What to do:
(a) In the Russell excerpt, who defeated Russell in the August 23 primary election?
(b) Summarize the Russell excerpt in two sentences.
(c) Proceed with the Russell excerpt from the point where it stops.

[Opening Excerpt provided section]

In 2020, the city commission unanimously adopted a new water quality ordinance authored by Russell. The ordinance aims to reduce the amount of fertilizer pollution entering waterways in hopes of decreasing the incidents of algae blooms. The ordinance imposed new penalties for polluting. It was written in response to a significant 2020 fish kill in Biscayne Bay. He had developed the ordinance in collaboration with the city's Office of Resilience and the organizations such as the Sierra Club.

===Other city matters===
In 2017, Russell proposed an ordinance to replace the masculine-gendered terms "policeman" and "fireman" with the gender-neutral terms "police officer" and "firefighter" in the city charter and code.

===Congressional and Senate campaigns===

Russell announced in October 2017 that he would run for the U.S. House of Representatives for in 2018, but he withdrew his candidacy in April 2018.

In 2021, Russell announced that he would run for the U.S. Senate in 2022, challenging incumbent Republican Marco Rubio. After determining that Val Demings was likely to win the Democratic nomination, he switched his candidacy to the U.S. House of Representatives for Florida's 27th district in May 2022. Russell lost the primary election on August 23 to Annette Taddeo.

[Closing Excerpt provided section]
[Opening Given data section]

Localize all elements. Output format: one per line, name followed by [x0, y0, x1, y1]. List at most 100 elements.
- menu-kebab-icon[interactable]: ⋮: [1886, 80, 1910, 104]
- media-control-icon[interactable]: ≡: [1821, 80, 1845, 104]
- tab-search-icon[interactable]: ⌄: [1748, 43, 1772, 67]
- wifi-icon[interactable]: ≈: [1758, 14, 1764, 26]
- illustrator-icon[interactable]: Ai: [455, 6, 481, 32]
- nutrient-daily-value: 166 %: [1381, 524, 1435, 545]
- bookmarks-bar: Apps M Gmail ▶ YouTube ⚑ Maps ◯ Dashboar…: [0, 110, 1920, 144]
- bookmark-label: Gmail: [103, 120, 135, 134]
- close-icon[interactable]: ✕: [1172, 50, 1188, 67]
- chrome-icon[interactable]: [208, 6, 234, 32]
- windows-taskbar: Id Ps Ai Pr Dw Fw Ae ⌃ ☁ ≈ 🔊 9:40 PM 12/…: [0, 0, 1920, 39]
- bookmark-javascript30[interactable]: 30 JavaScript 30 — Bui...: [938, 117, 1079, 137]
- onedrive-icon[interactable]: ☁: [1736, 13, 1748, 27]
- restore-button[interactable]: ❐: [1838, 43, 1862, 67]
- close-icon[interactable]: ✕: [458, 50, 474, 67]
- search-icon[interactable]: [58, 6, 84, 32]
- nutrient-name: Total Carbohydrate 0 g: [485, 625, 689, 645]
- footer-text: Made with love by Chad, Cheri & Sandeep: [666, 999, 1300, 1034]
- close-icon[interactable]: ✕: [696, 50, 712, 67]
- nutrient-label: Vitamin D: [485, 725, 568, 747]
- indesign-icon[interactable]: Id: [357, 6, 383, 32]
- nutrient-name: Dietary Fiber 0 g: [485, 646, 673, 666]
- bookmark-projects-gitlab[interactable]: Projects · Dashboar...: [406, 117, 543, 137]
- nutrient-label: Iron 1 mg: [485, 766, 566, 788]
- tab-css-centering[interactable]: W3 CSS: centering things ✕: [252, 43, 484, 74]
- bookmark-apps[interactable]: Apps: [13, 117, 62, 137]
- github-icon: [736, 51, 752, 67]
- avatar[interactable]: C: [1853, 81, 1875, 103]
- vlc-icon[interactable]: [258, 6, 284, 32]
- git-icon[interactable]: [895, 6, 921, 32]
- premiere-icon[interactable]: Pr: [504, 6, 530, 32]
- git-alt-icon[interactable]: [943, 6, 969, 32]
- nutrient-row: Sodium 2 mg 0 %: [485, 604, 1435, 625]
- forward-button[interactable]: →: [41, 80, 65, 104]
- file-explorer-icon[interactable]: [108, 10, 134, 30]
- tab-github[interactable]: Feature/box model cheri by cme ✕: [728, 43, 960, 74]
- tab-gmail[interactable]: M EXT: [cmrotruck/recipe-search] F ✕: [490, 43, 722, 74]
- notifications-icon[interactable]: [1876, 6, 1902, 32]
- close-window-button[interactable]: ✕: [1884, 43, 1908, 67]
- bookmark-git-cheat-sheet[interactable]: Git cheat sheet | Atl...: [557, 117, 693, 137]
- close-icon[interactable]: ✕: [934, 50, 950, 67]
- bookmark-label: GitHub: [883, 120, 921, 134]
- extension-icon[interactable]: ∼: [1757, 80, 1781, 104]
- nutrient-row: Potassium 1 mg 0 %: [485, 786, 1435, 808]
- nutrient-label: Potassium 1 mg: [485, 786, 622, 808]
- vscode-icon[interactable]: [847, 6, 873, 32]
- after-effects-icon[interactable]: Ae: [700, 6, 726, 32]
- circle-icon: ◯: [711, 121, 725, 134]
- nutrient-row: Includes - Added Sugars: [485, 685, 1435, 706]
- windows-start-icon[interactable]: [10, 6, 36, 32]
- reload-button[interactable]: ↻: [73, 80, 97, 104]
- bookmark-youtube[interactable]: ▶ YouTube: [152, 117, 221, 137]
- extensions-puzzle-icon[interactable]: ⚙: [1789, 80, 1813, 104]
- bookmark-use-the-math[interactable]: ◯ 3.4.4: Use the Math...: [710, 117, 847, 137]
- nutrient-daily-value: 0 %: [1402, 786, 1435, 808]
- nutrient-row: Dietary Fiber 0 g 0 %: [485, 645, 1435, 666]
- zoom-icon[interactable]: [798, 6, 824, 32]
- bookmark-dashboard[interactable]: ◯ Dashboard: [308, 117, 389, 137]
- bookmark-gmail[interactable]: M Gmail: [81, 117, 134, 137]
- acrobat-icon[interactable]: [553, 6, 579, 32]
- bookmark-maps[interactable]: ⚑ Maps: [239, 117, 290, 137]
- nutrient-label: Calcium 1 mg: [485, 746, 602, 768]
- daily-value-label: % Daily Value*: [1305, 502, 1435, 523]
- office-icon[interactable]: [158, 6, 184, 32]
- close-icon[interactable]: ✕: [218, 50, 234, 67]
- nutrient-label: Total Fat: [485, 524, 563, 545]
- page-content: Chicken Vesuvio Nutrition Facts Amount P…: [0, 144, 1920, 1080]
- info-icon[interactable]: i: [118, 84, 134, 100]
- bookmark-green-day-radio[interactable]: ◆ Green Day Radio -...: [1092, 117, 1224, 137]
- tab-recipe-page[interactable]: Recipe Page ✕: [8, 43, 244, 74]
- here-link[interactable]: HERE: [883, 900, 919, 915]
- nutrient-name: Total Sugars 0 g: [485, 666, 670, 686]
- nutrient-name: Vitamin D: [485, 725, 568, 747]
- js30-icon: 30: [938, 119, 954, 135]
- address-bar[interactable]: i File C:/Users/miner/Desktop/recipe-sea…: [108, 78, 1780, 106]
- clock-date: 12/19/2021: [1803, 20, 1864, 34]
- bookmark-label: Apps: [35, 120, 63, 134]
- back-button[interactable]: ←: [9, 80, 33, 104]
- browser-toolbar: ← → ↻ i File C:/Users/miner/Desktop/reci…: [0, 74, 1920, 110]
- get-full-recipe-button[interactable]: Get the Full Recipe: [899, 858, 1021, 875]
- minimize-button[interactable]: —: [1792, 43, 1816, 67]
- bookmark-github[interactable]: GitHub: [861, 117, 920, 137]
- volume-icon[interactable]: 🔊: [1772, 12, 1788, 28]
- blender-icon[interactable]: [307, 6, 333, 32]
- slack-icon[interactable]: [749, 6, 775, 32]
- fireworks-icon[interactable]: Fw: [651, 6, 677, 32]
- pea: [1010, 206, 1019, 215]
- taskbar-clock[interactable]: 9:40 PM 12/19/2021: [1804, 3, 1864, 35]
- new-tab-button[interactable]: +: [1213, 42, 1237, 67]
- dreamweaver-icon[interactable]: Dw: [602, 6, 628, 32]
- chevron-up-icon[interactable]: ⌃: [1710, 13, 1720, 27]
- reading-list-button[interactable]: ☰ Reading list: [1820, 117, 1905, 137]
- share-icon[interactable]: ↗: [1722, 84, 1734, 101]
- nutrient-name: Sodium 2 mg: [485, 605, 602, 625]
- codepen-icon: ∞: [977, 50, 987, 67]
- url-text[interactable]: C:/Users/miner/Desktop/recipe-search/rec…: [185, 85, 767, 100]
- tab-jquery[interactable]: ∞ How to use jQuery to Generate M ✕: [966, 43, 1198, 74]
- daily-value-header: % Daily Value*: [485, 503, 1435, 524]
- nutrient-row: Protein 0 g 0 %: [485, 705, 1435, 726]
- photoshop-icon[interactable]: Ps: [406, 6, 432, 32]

[Closing Given data section]

Answers to the tasks:
(a) Annette Taddeo

(b) In 2020 the city commission unanimously adopted Russell's water quality ordinance, which was written after a Biscayne Bay fish kill to reduce fertilizer pollution and algae blooms, and in 2017 he proposed replacing "policeman" and "fireman" with gender-neutral terms. He announced a 2018 House run but withdrew, then announced a 2022 Senate challenge to Marco Rubio before switching in May 2022 to the race for Florida's 27th district, where he lost the primary to Annette Taddeo.

(c)
===Resignation===
Russell resigned early from the Miami City Commission due to his 2022 campaign for U.S. Congress, as Florida had a new resign-to-run statute that had entered effect. In compliance with the law requiring him to resign prior to the scheduled term of the office he had been seeking, he initially chose to tender a resignation to take effect on January 3, 2023 (the day in which members of the 118th United States Congress would be sworn in). However, he ultimately instead left office days earlier on December 29, 2022 out of protest for the council's refusal to hold a December meeting. On November 17, at what proved to be his last commission meeting, Commissioner Alex Díaz de la Portilla introduced a motion with Commissioner Joe Carollo's backing to cancel the commission's December meeting. Russell had anticipated the December meeting being the last before his departure, and had planned to use that meeting to push for the adoption of several zoning change requests that the council could have approved to advance proposed new affordable housing to Coconut Grove. Once it became clear to him that the majority of commissioners intended to support the motion to cancel its December meeting, Russell declared he intended to resign even earlier than previously planned in protest, and stormed out of the meeting. The remaining commissioners in attendance preceded to pass the cancellation motion 3–1 with Commissioner Manolo Reyes being the lone dissenting vote. In the days that followed, Russell attempted to call a special meeting of the commission for the purposes of voting to re-instate the December meeting, but he could not amass quorum since Reyes was the only councilor that agreed to attend such a special meeting.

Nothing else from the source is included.